**Given instruction:** Copy out the entries in full and with complete accuracy; pictures are excluded.

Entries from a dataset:
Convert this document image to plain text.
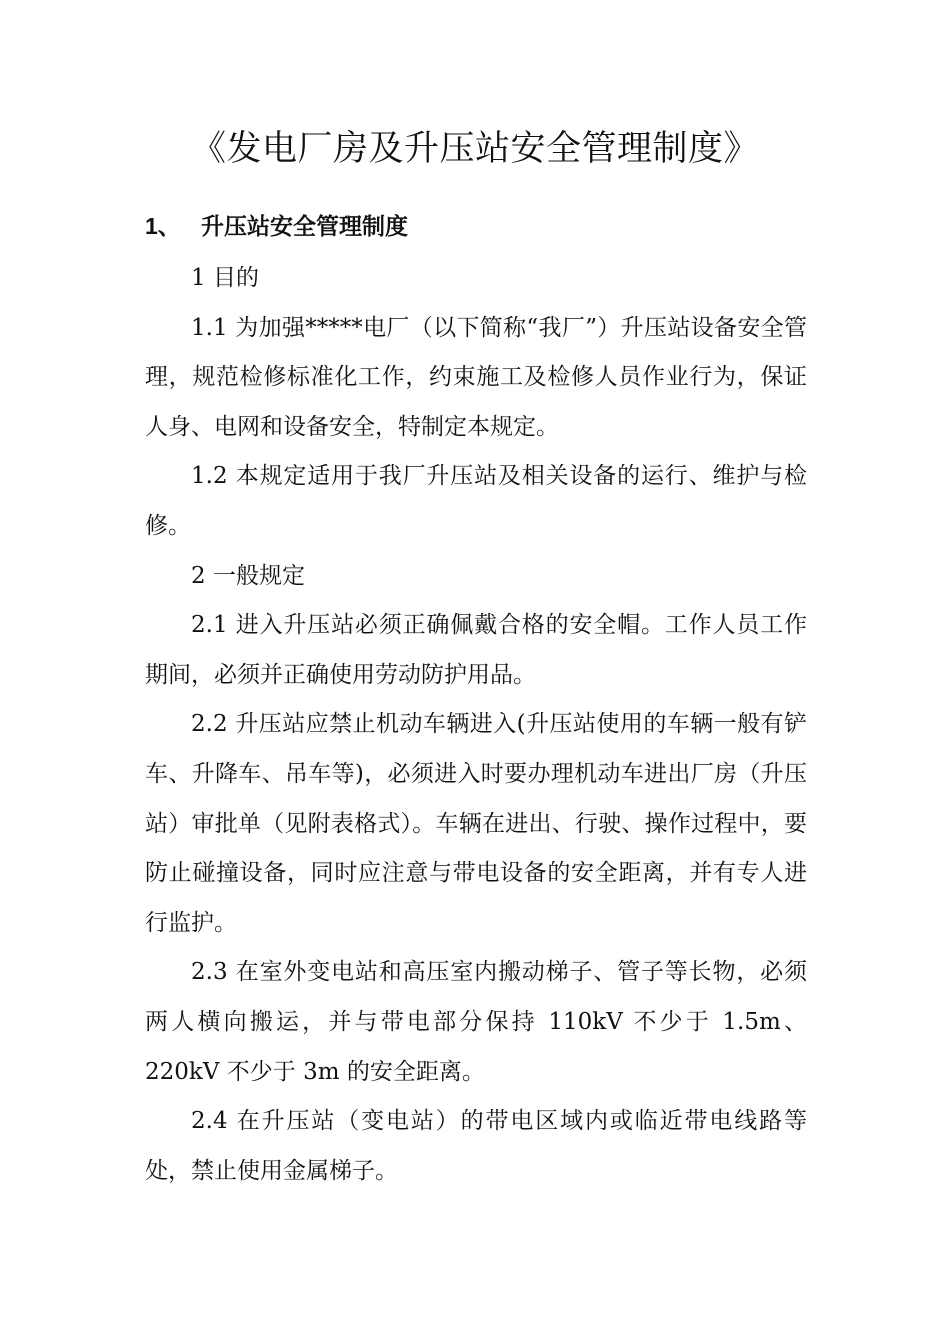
《发电厂房及升压站安全管理制度》
1、 升压站安全管理制度

1 目的

1.1 为加强*****电厂（以下简称“我厂”）升压站设备安全管理，规范检修标准化工作，约束施工及检修人员作业行为，保证人身、电网和设备安全，特制定本规定。

1.2 本规定适用于我厂升压站及相关设备的运行、维护与检修。

2 一般规定

2.1 进入升压站必须正确佩戴合格的安全帽。工作人员工作期间，必须并正确使用劳动防护用品。

2.2 升压站应禁止机动车辆进入(升压站使用的车辆一般有铲车、升降车、吊车等)，必须进入时要办理机动车进出厂房（升压站）审批单（见附表格式）。车辆在进出、行驶、操作过程中，要防止碰撞设备，同时应注意与带电设备的安全距离，并有专人进行监护。

2.3 在室外变电站和高压室内搬动梯子、管子等长物，必须两人横向搬运，并与带电部分保持 110kV 不少于 1.5m、220kV 不少于 3m 的安全距离。

2.4 在升压站（变电站）的带电区域内或临近带电线路等处，禁止使用金属梯子。
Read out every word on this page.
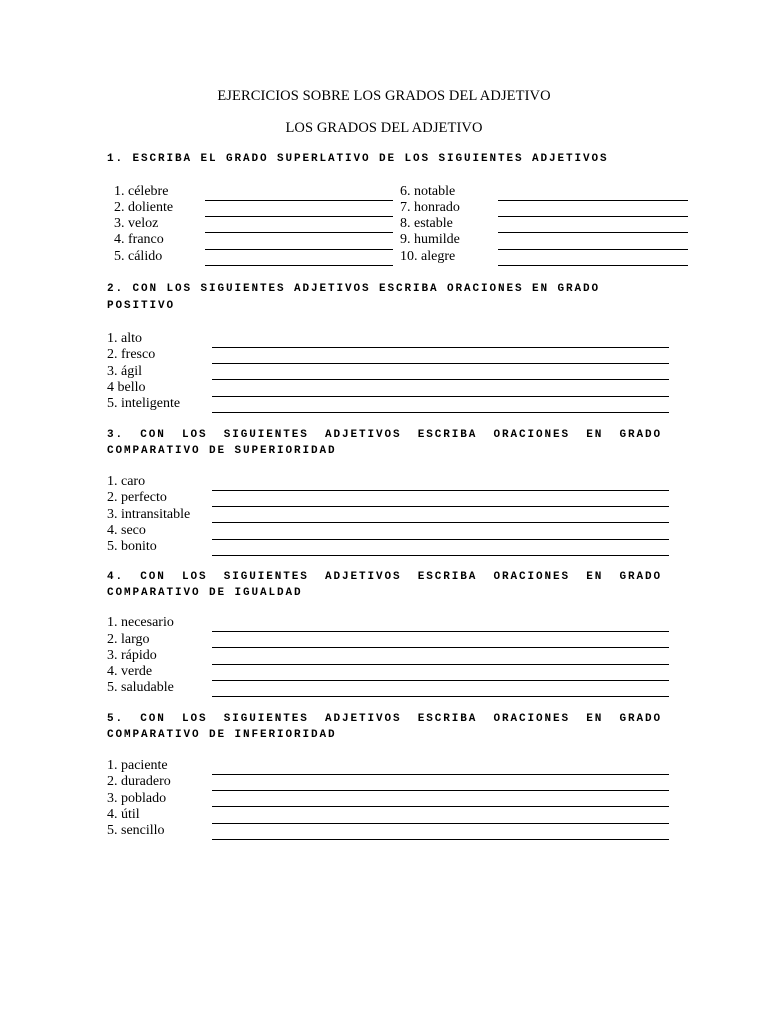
EJERCICIOS SOBRE LOS GRADOS DEL ADJETIVO
LOS GRADOS DEL ADJETIVO
1. ESCRIBA EL GRADO SUPERLATIVO DE LOS SIGUIENTES ADJETIVOS
1. célebre
2. doliente
3. veloz
4. franco
5. cálido
6. notable
7. honrado
8. estable
9. humilde
10. alegre
2. CON LOS SIGUIENTES ADJETIVOS ESCRIBA ORACIONES EN GRADO POSITIVO
1. alto
2. fresco
3. ágil
4 bello
5. inteligente
3. CON LOS SIGUIENTES ADJETIVOS ESCRIBA ORACIONES EN GRADO COMPARATIVO DE SUPERIORIDAD
1. caro
2. perfecto
3. intransitable
4. seco
5. bonito
4. CON LOS SIGUIENTES ADJETIVOS ESCRIBA ORACIONES EN GRADO COMPARATIVO DE IGUALDAD
1. necesario
2. largo
3. rápido
4. verde
5. saludable
5. CON LOS SIGUIENTES ADJETIVOS ESCRIBA ORACIONES EN GRADO COMPARATIVO DE INFERIORIDAD
1. paciente
2. duradero
3. poblado
4. útil
5. sencillo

**Task solution:**
Convert this document image to plain text.
《发电厂房及升压站安全管理制度》
1、 升压站安全管理制度

1 目的

1.1 为加强*****电厂（以下简称“我厂”）升压站设备安全管理，规范检修标准化工作，约束施工及检修人员作业行为，保证人身、电网和设备安全，特制定本规定。

1.2 本规定适用于我厂升压站及相关设备的运行、维护与检修。

2 一般规定

2.1 进入升压站必须正确佩戴合格的安全帽。工作人员工作期间，必须并正确使用劳动防护用品。

2.2 升压站应禁止机动车辆进入(升压站使用的车辆一般有铲车、升降车、吊车等)，必须进入时要办理机动车进出厂房（升压站）审批单（见附表格式）。车辆在进出、行驶、操作过程中，要防止碰撞设备，同时应注意与带电设备的安全距离，并有专人进行监护。

2.3 在室外变电站和高压室内搬动梯子、管子等长物，必须两人横向搬运，并与带电部分保持 110kV 不少于 1.5m、220kV 不少于 3m 的安全距离。

2.4 在升压站（变电站）的带电区域内或临近带电线路等处，禁止使用金属梯子。
Read out every word on this page.
EJERCICIOS SOBRE LOS GRADOS DEL ADJETIVO
LOS GRADOS DEL ADJETIVO
1. ESCRIBA EL GRADO SUPERLATIVO DE LOS SIGUIENTES ADJETIVOS
1. célebre
2. doliente
3. veloz
4. franco
5. cálido
6. notable
7. honrado
8. estable
9. humilde
10. alegre
2. CON LOS SIGUIENTES ADJETIVOS ESCRIBA ORACIONES EN GRADO POSITIVO
1. alto
2. fresco
3. ágil
4 bello
5. inteligente
3. CON LOS SIGUIENTES ADJETIVOS ESCRIBA ORACIONES EN GRADO COMPARATIVO DE SUPERIORIDAD
1. caro
2. perfecto
3. intransitable
4. seco
5. bonito
4. CON LOS SIGUIENTES ADJETIVOS ESCRIBA ORACIONES EN GRADO COMPARATIVO DE IGUALDAD
1. necesario
2. largo
3. rápido
4. verde
5. saludable
5. CON LOS SIGUIENTES ADJETIVOS ESCRIBA ORACIONES EN GRADO COMPARATIVO DE INFERIORIDAD
1. paciente
2. duradero
3. poblado
4. útil
5. sencillo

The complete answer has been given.